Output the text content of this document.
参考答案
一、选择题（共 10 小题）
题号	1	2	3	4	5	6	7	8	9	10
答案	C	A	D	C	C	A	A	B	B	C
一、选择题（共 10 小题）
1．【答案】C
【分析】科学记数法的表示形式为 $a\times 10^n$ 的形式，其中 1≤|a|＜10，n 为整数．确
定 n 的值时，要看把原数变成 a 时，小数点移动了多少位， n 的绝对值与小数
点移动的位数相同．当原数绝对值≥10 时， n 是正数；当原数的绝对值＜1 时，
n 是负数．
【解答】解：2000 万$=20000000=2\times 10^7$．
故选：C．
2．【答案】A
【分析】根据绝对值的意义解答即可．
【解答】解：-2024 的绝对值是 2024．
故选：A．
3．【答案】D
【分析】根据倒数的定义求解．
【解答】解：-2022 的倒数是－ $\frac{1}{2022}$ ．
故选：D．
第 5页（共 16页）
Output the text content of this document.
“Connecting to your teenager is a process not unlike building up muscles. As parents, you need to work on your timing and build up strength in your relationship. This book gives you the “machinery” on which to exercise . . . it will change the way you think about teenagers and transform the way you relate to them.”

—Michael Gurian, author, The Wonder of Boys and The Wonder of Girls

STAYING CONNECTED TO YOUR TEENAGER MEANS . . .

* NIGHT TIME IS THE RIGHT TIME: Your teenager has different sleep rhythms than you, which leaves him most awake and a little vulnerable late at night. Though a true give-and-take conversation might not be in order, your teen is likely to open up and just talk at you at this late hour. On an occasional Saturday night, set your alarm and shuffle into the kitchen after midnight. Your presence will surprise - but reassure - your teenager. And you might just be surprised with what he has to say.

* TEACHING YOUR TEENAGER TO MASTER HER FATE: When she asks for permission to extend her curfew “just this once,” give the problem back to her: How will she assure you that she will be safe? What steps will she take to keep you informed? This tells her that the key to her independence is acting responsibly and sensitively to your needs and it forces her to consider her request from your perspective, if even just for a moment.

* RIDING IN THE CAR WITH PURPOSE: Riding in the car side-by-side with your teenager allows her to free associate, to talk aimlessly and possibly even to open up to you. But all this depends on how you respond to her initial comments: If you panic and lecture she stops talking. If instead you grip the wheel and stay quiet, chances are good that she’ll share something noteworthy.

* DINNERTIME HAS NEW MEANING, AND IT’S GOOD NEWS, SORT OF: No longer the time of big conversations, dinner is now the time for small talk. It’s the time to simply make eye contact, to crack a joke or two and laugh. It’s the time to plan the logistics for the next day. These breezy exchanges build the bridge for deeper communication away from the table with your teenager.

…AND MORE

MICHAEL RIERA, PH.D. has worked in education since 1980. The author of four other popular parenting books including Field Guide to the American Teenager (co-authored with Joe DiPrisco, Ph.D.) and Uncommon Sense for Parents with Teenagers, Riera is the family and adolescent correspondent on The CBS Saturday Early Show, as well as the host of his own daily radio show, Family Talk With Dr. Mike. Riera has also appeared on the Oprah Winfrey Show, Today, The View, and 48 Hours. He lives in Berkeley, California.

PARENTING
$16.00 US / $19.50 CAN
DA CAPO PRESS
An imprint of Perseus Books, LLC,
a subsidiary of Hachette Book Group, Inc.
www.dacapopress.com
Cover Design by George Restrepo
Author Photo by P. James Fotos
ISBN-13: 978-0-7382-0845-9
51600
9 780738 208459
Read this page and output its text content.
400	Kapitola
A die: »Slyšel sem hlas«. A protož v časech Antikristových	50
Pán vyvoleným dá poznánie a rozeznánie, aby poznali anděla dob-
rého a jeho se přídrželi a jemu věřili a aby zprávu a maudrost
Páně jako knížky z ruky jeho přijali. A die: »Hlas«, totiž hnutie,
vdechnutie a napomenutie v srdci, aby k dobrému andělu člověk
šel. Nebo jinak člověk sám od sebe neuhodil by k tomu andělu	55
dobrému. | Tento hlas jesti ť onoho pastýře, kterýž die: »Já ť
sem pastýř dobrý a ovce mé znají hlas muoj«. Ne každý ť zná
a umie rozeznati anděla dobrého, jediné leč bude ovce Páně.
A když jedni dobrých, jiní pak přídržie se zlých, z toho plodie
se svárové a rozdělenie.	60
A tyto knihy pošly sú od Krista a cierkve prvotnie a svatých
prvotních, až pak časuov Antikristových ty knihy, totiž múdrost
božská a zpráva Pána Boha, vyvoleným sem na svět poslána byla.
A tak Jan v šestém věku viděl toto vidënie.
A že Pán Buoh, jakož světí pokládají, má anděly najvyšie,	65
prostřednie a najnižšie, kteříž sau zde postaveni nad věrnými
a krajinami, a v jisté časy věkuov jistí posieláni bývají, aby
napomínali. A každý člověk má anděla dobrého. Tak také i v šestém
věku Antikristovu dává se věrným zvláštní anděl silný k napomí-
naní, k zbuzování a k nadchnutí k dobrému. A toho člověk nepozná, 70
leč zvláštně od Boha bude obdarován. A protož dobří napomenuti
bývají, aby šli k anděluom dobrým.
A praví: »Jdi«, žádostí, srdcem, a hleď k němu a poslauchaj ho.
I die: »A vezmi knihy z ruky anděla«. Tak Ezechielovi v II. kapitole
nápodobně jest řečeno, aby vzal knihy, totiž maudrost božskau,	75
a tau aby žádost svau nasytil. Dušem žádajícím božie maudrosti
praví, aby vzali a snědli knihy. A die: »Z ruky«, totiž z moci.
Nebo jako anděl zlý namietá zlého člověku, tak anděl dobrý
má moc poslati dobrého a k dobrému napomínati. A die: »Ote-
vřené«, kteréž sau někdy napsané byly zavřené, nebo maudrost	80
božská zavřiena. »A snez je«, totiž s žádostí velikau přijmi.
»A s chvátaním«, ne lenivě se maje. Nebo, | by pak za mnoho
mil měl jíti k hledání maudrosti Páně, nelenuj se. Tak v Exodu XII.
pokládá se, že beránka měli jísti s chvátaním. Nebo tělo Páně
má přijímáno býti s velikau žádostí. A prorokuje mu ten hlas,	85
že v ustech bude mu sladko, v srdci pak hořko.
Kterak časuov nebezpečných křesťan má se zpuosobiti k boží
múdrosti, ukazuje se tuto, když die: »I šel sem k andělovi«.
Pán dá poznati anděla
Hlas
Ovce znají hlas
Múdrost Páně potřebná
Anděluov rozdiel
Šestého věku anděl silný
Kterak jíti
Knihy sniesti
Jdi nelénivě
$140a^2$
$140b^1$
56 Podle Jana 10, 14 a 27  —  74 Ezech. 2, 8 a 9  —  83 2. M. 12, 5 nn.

━━━━━━━━━━

**Work to be completed:** Identify which lines contain the word "bude" and copy each one.

**Expected answer:**
a umie rozeznati anděla dobrého, jediné leč bude ovce Páně.
leč zvláštně od Boha bude obdarován. A protož dobří napomenuti
že v ustech bude mu sladko, v srdci pak hořko.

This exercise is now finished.